Extracted records:
....................

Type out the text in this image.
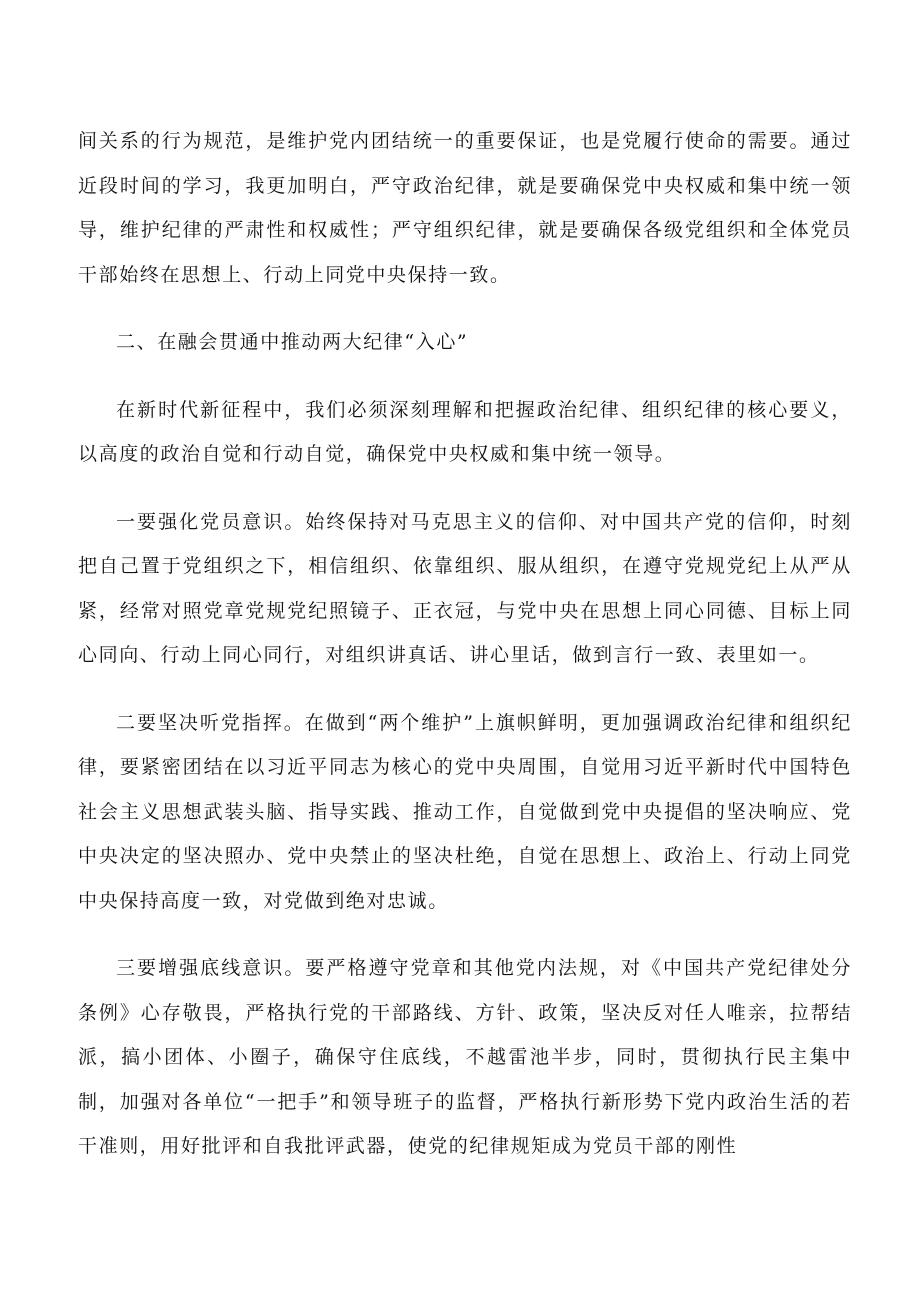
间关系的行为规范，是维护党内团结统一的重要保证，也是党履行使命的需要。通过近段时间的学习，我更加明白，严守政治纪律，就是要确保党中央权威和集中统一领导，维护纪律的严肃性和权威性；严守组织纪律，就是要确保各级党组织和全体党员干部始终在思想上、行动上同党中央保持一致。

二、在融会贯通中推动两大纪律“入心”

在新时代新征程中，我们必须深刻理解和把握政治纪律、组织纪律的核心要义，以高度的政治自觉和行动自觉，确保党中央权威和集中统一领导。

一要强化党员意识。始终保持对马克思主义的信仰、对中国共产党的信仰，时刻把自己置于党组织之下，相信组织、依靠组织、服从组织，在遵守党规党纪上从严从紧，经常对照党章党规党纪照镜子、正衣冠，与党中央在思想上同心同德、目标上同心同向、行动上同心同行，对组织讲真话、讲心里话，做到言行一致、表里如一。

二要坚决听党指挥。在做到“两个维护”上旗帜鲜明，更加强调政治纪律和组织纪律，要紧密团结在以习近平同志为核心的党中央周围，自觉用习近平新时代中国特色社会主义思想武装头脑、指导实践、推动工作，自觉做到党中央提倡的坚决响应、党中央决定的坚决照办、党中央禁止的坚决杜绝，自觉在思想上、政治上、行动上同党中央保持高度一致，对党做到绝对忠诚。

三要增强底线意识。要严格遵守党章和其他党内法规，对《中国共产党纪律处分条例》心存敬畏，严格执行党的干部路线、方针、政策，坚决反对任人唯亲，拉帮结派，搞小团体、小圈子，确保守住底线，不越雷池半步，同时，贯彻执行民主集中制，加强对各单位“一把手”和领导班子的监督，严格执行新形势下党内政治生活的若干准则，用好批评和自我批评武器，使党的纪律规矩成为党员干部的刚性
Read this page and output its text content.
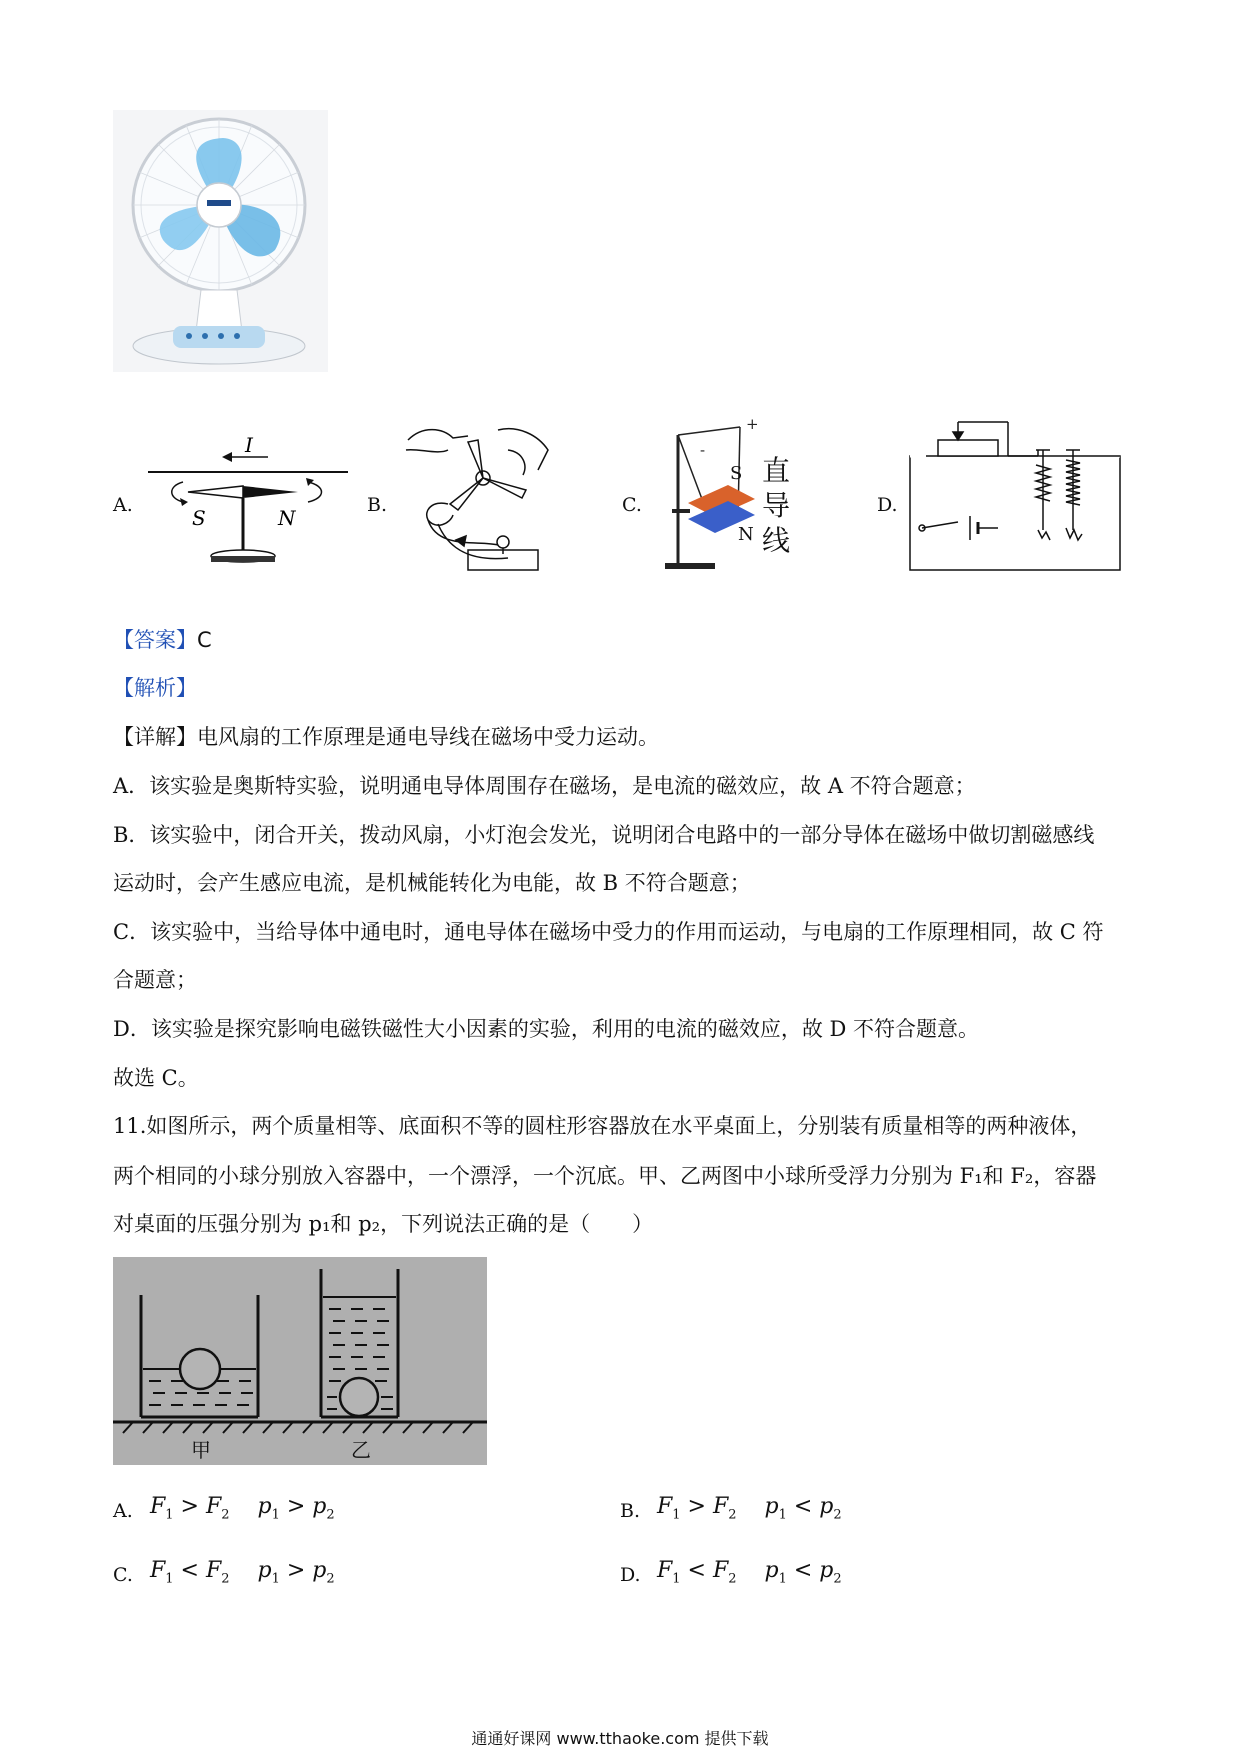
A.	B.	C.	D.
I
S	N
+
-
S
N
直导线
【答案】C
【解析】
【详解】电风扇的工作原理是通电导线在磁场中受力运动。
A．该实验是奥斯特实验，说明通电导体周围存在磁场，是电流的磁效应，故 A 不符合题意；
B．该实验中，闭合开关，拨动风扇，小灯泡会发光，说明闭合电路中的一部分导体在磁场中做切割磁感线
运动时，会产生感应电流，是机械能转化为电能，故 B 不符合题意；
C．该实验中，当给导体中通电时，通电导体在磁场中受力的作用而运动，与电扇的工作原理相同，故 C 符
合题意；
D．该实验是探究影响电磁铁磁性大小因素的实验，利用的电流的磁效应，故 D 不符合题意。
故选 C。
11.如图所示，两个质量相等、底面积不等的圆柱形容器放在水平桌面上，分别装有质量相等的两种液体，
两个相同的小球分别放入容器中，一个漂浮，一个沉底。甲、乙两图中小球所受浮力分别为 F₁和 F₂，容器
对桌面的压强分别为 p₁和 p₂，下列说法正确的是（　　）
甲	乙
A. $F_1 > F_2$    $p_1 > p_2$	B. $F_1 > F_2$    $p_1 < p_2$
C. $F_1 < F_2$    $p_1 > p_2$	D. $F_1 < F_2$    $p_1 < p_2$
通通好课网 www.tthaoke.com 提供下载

....................

_Your objective_. Pictures are to be left out; all else in the entries above is to be quoted exactly.

_Task answer_.
Type out the text in this image.
间关系的行为规范，是维护党内团结统一的重要保证，也是党履行使命的需要。通过近段时间的学习，我更加明白，严守政治纪律，就是要确保党中央权威和集中统一领导，维护纪律的严肃性和权威性；严守组织纪律，就是要确保各级党组织和全体党员干部始终在思想上、行动上同党中央保持一致。

二、在融会贯通中推动两大纪律“入心”

在新时代新征程中，我们必须深刻理解和把握政治纪律、组织纪律的核心要义，以高度的政治自觉和行动自觉，确保党中央权威和集中统一领导。

一要强化党员意识。始终保持对马克思主义的信仰、对中国共产党的信仰，时刻把自己置于党组织之下，相信组织、依靠组织、服从组织，在遵守党规党纪上从严从紧，经常对照党章党规党纪照镜子、正衣冠，与党中央在思想上同心同德、目标上同心同向、行动上同心同行，对组织讲真话、讲心里话，做到言行一致、表里如一。

二要坚决听党指挥。在做到“两个维护”上旗帜鲜明，更加强调政治纪律和组织纪律，要紧密团结在以习近平同志为核心的党中央周围，自觉用习近平新时代中国特色社会主义思想武装头脑、指导实践、推动工作，自觉做到党中央提倡的坚决响应、党中央决定的坚决照办、党中央禁止的坚决杜绝，自觉在思想上、政治上、行动上同党中央保持高度一致，对党做到绝对忠诚。

三要增强底线意识。要严格遵守党章和其他党内法规，对《中国共产党纪律处分条例》心存敬畏，严格执行党的干部路线、方针、政策，坚决反对任人唯亲，拉帮结派，搞小团体、小圈子，确保守住底线，不越雷池半步，同时，贯彻执行民主集中制，加强对各单位“一把手”和领导班子的监督，严格执行新形势下党内政治生活的若干准则，用好批评和自我批评武器，使党的纪律规矩成为党员干部的刚性
Read this page and output its text content.
A.	B.	C.	D.
I
S	N
+
-
S
N
直导线
【答案】C
【解析】
【详解】电风扇的工作原理是通电导线在磁场中受力运动。
A．该实验是奥斯特实验，说明通电导体周围存在磁场，是电流的磁效应，故 A 不符合题意；
B．该实验中，闭合开关，拨动风扇，小灯泡会发光，说明闭合电路中的一部分导体在磁场中做切割磁感线
运动时，会产生感应电流，是机械能转化为电能，故 B 不符合题意；
C．该实验中，当给导体中通电时，通电导体在磁场中受力的作用而运动，与电扇的工作原理相同，故 C 符
合题意；
D．该实验是探究影响电磁铁磁性大小因素的实验，利用的电流的磁效应，故 D 不符合题意。
故选 C。
11.如图所示，两个质量相等、底面积不等的圆柱形容器放在水平桌面上，分别装有质量相等的两种液体，
两个相同的小球分别放入容器中，一个漂浮，一个沉底。甲、乙两图中小球所受浮力分别为 F₁和 F₂，容器
对桌面的压强分别为 p₁和 p₂，下列说法正确的是（　　）
甲	乙
A. $F_1 > F_2$    $p_1 > p_2$	B. $F_1 > F_2$    $p_1 < p_2$
C. $F_1 < F_2$    $p_1 > p_2$	D. $F_1 < F_2$    $p_1 < p_2$
通通好课网 www.tthaoke.com 提供下载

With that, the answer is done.